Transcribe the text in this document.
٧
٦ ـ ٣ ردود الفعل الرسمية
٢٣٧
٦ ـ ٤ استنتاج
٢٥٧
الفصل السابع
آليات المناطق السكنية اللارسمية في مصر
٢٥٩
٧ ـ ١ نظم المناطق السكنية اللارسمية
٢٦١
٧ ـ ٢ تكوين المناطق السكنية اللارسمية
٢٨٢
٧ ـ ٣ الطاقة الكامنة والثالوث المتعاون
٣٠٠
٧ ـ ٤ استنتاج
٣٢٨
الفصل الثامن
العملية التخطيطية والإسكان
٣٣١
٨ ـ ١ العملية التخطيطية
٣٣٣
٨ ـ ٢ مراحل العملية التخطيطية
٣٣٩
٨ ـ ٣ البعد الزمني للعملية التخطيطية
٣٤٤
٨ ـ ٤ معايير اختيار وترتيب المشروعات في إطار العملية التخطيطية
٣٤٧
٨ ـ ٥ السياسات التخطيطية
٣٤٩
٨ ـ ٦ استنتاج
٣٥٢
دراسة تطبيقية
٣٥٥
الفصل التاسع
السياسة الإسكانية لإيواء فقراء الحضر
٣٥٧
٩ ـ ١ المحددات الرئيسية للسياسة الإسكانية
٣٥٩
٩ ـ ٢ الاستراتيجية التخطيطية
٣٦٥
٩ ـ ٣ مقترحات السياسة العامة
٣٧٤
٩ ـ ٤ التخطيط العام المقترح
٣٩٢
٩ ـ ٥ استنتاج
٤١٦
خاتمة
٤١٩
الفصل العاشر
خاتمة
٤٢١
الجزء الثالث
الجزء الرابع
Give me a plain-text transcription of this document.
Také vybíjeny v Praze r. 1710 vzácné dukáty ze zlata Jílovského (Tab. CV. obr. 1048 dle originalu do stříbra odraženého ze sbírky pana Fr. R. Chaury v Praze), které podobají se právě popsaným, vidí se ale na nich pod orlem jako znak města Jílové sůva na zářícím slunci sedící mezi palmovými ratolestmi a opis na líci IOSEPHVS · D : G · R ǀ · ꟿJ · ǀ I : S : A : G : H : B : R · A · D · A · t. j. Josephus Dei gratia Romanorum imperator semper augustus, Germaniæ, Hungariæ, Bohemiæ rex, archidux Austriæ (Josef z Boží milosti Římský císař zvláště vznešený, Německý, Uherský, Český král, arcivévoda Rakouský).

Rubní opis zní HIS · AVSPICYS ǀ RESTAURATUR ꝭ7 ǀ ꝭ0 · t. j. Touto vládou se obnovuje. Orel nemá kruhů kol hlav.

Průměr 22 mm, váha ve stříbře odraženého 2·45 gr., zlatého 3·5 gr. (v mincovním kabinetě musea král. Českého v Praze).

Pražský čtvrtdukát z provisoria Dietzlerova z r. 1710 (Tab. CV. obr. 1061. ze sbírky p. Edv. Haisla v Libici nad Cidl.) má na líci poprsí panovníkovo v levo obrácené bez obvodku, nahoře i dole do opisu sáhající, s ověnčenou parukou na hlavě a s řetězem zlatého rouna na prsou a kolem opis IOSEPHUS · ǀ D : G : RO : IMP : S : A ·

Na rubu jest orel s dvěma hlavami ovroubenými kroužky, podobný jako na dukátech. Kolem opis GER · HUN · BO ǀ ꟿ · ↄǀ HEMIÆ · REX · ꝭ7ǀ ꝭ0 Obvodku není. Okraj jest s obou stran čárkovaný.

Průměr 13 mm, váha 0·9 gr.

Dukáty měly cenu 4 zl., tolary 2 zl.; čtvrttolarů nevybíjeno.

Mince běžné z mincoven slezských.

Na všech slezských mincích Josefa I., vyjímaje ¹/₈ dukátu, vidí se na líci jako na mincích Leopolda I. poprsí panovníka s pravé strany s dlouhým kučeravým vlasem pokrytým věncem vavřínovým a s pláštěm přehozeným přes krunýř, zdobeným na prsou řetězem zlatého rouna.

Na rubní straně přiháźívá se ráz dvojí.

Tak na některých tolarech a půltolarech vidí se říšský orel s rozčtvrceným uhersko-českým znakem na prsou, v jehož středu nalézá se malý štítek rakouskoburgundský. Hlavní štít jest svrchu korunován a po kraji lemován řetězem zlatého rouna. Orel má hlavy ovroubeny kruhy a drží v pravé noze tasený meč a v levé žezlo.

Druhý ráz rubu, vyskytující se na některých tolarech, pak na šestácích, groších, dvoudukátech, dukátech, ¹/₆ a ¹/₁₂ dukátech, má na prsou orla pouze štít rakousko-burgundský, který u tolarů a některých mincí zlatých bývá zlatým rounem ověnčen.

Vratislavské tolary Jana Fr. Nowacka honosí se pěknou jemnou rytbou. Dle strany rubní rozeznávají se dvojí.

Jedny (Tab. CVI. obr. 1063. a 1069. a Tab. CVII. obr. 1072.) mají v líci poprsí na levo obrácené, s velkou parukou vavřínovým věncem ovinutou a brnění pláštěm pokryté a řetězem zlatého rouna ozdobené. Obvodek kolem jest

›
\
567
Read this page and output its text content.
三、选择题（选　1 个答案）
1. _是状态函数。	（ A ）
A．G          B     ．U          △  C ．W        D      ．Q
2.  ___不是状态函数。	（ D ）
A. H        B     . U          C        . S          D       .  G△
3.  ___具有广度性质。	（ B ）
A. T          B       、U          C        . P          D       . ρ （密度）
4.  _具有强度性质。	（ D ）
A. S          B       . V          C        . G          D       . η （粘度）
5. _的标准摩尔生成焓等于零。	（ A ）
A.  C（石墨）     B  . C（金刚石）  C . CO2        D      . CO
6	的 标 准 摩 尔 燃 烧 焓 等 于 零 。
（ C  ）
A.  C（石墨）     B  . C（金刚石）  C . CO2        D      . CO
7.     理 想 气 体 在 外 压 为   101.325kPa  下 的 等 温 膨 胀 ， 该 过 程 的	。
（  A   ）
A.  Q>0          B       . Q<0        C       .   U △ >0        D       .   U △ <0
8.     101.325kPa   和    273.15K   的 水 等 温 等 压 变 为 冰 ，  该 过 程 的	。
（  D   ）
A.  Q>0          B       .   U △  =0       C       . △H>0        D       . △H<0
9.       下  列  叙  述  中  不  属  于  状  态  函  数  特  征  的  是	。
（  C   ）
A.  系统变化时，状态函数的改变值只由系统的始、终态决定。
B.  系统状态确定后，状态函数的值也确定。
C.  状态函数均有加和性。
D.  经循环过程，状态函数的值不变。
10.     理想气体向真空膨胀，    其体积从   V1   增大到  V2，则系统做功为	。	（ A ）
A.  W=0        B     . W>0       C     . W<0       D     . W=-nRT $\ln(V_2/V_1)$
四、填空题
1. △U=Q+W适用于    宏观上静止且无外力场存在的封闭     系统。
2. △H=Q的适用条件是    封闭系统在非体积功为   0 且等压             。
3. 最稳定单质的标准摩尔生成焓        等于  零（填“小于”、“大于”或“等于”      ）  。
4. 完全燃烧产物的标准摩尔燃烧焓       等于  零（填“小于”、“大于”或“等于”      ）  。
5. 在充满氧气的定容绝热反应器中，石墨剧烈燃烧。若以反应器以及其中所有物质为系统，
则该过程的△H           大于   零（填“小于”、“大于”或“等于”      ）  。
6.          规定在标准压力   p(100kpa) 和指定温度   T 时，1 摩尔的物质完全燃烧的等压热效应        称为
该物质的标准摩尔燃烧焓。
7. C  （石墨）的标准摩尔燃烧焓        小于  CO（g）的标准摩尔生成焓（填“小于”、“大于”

#####

OBJECTIVE: Restate the listing in full, word for word.

SOLUTION TO THIS PROBLEM:
Transcribe the text in this document.
٧
٦ ـ ٣ ردود الفعل الرسمية
٢٣٧
٦ ـ ٤ استنتاج
٢٥٧
الفصل السابع
آليات المناطق السكنية اللارسمية في مصر
٢٥٩
٧ ـ ١ نظم المناطق السكنية اللارسمية
٢٦١
٧ ـ ٢ تكوين المناطق السكنية اللارسمية
٢٨٢
٧ ـ ٣ الطاقة الكامنة والثالوث المتعاون
٣٠٠
٧ ـ ٤ استنتاج
٣٢٨
الفصل الثامن
العملية التخطيطية والإسكان
٣٣١
٨ ـ ١ العملية التخطيطية
٣٣٣
٨ ـ ٢ مراحل العملية التخطيطية
٣٣٩
٨ ـ ٣ البعد الزمني للعملية التخطيطية
٣٤٤
٨ ـ ٤ معايير اختيار وترتيب المشروعات في إطار العملية التخطيطية
٣٤٧
٨ ـ ٥ السياسات التخطيطية
٣٤٩
٨ ـ ٦ استنتاج
٣٥٢
دراسة تطبيقية
٣٥٥
الفصل التاسع
السياسة الإسكانية لإيواء فقراء الحضر
٣٥٧
٩ ـ ١ المحددات الرئيسية للسياسة الإسكانية
٣٥٩
٩ ـ ٢ الاستراتيجية التخطيطية
٣٦٥
٩ ـ ٣ مقترحات السياسة العامة
٣٧٤
٩ ـ ٤ التخطيط العام المقترح
٣٩٢
٩ ـ ٥ استنتاج
٤١٦
خاتمة
٤١٩
الفصل العاشر
خاتمة
٤٢١
الجزء الثالث
الجزء الرابع
Give me a plain-text transcription of this document.
Také vybíjeny v Praze r. 1710 vzácné dukáty ze zlata Jílovského (Tab. CV. obr. 1048 dle originalu do stříbra odraženého ze sbírky pana Fr. R. Chaury v Praze), které podobají se právě popsaným, vidí se ale na nich pod orlem jako znak města Jílové sůva na zářícím slunci sedící mezi palmovými ratolestmi a opis na líci IOSEPHVS · D : G · R ǀ · ꟿJ · ǀ I : S : A : G : H : B : R · A · D · A · t. j. Josephus Dei gratia Romanorum imperator semper augustus, Germaniæ, Hungariæ, Bohemiæ rex, archidux Austriæ (Josef z Boží milosti Římský císař zvláště vznešený, Německý, Uherský, Český král, arcivévoda Rakouský).

Rubní opis zní HIS · AVSPICYS ǀ RESTAURATUR ꝭ7 ǀ ꝭ0 · t. j. Touto vládou se obnovuje. Orel nemá kruhů kol hlav.

Průměr 22 mm, váha ve stříbře odraženého 2·45 gr., zlatého 3·5 gr. (v mincovním kabinetě musea král. Českého v Praze).

Pražský čtvrtdukát z provisoria Dietzlerova z r. 1710 (Tab. CV. obr. 1061. ze sbírky p. Edv. Haisla v Libici nad Cidl.) má na líci poprsí panovníkovo v levo obrácené bez obvodku, nahoře i dole do opisu sáhající, s ověnčenou parukou na hlavě a s řetězem zlatého rouna na prsou a kolem opis IOSEPHUS · ǀ D : G : RO : IMP : S : A ·

Na rubu jest orel s dvěma hlavami ovroubenými kroužky, podobný jako na dukátech. Kolem opis GER · HUN · BO ǀ ꟿ · ↄǀ HEMIÆ · REX · ꝭ7ǀ ꝭ0 Obvodku není. Okraj jest s obou stran čárkovaný.

Průměr 13 mm, váha 0·9 gr.

Dukáty měly cenu 4 zl., tolary 2 zl.; čtvrttolarů nevybíjeno.

Mince běžné z mincoven slezských.

Na všech slezských mincích Josefa I., vyjímaje ¹/₈ dukátu, vidí se na líci jako na mincích Leopolda I. poprsí panovníka s pravé strany s dlouhým kučeravým vlasem pokrytým věncem vavřínovým a s pláštěm přehozeným přes krunýř, zdobeným na prsou řetězem zlatého rouna.

Na rubní straně přiháźívá se ráz dvojí.

Tak na některých tolarech a půltolarech vidí se říšský orel s rozčtvrceným uhersko-českým znakem na prsou, v jehož středu nalézá se malý štítek rakouskoburgundský. Hlavní štít jest svrchu korunován a po kraji lemován řetězem zlatého rouna. Orel má hlavy ovroubeny kruhy a drží v pravé noze tasený meč a v levé žezlo.

Druhý ráz rubu, vyskytující se na některých tolarech, pak na šestácích, groších, dvoudukátech, dukátech, ¹/₆ a ¹/₁₂ dukátech, má na prsou orla pouze štít rakousko-burgundský, který u tolarů a některých mincí zlatých bývá zlatým rounem ověnčen.

Vratislavské tolary Jana Fr. Nowacka honosí se pěknou jemnou rytbou. Dle strany rubní rozeznávají se dvojí.

Jedny (Tab. CVI. obr. 1063. a 1069. a Tab. CVII. obr. 1072.) mají v líci poprsí na levo obrácené, s velkou parukou vavřínovým věncem ovinutou a brnění pláštěm pokryté a řetězem zlatého rouna ozdobené. Obvodek kolem jest

›
\
567
Read this page and output its text content.
三、选择题（选　1 个答案）
1. _是状态函数。	（ A ）
A．G          B     ．U          △  C ．W        D      ．Q
2.  ___不是状态函数。	（ D ）
A. H        B     . U          C        . S          D       .  G△
3.  ___具有广度性质。	（ B ）
A. T          B       、U          C        . P          D       . ρ （密度）
4.  _具有强度性质。	（ D ）
A. S          B       . V          C        . G          D       . η （粘度）
5. _的标准摩尔生成焓等于零。	（ A ）
A.  C（石墨）     B  . C（金刚石）  C . CO2        D      . CO
6	的 标 准 摩 尔 燃 烧 焓 等 于 零 。
（ C  ）
A.  C（石墨）     B  . C（金刚石）  C . CO2        D      . CO
7.     理 想 气 体 在 外 压 为   101.325kPa  下 的 等 温 膨 胀 ， 该 过 程 的	。
（  A   ）
A.  Q>0          B       . Q<0        C       .   U △ >0        D       .   U △ <0
8.     101.325kPa   和    273.15K   的 水 等 温 等 压 变 为 冰 ，  该 过 程 的	。
（  D   ）
A.  Q>0          B       .   U △  =0       C       . △H>0        D       . △H<0
9.       下  列  叙  述  中  不  属  于  状  态  函  数  特  征  的  是	。
（  C   ）
A.  系统变化时，状态函数的改变值只由系统的始、终态决定。
B.  系统状态确定后，状态函数的值也确定。
C.  状态函数均有加和性。
D.  经循环过程，状态函数的值不变。
10.     理想气体向真空膨胀，    其体积从   V1   增大到  V2，则系统做功为	。	（ A ）
A.  W=0        B     . W>0       C     . W<0       D     . W=-nRT $\ln(V_2/V_1)$
四、填空题
1. △U=Q+W适用于    宏观上静止且无外力场存在的封闭     系统。
2. △H=Q的适用条件是    封闭系统在非体积功为   0 且等压             。
3. 最稳定单质的标准摩尔生成焓        等于  零（填“小于”、“大于”或“等于”      ）  。
4. 完全燃烧产物的标准摩尔燃烧焓       等于  零（填“小于”、“大于”或“等于”      ）  。
5. 在充满氧气的定容绝热反应器中，石墨剧烈燃烧。若以反应器以及其中所有物质为系统，
则该过程的△H           大于   零（填“小于”、“大于”或“等于”      ）  。
6.          规定在标准压力   p(100kpa) 和指定温度   T 时，1 摩尔的物质完全燃烧的等压热效应        称为
该物质的标准摩尔燃烧焓。
7. C  （石墨）的标准摩尔燃烧焓        小于  CO（g）的标准摩尔生成焓（填“小于”、“大于”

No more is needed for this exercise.